• Brief 1
In the power management text, which feature lets the operating system set when an NVMe drive drops to a lower power state?
• Brief 2
According to the power management text, which measurements are taken for SATA SSDs?

• Quoted text

+ + +

Power Management

Real-world client storage workloads leave SSDs idle most of the time, so the active power measurements presented earlier in this review only account for a small part of what determines a drive's suitability for battery-powered use. Especially under light use, the power efficiency of a SSD is determined mostly be how well it can save power when idle.

SATA SSDs are tested with SATA link power management disabled to measure their active idle power draw, and with it enabled for the deeper idle power consumption score and the idle wake-up latency test. Our testbed, like any ordinary desktop system, cannot trigger the deepest DevSleep idle state.

Idle power management for NVMe SSDs is far more complicated than for SATA SSDs. NVMe SSDs can support several different idle power states, and through the Autonomous Power State Transition (APST) feature the operating system can set a drive's policy for when to drop down to a lower power state. There is typically a tradeoff in that lower-power states take longer to enter and wake up from, so the choice about what power states to use may differ for desktop and notebooks.

+ + +

• Recorded data
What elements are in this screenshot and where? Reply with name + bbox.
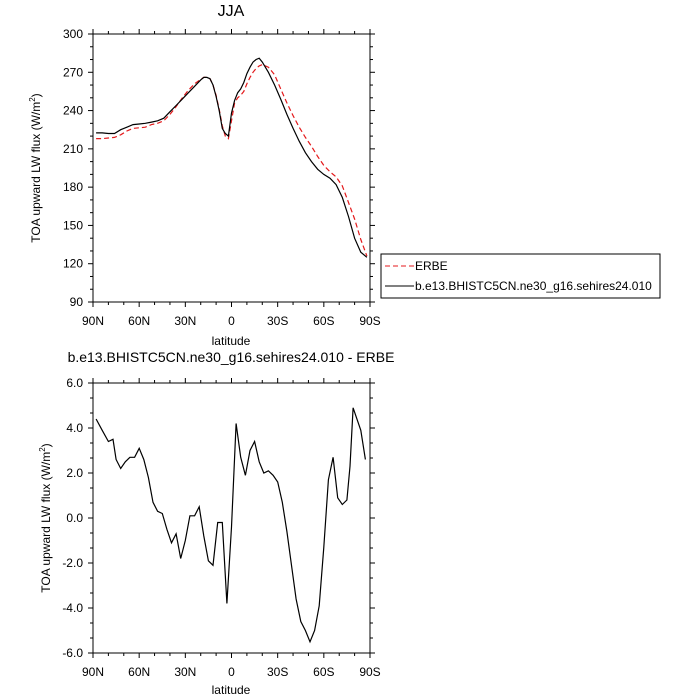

+ + +

• Task answer 1
Autonomous Power State Transition (APST)

• Task answer 2
- Active idle power draw (link power management disabled)
- Deeper idle power consumption score (link power management enabled)
- Idle wake-up latency (link power management enabled)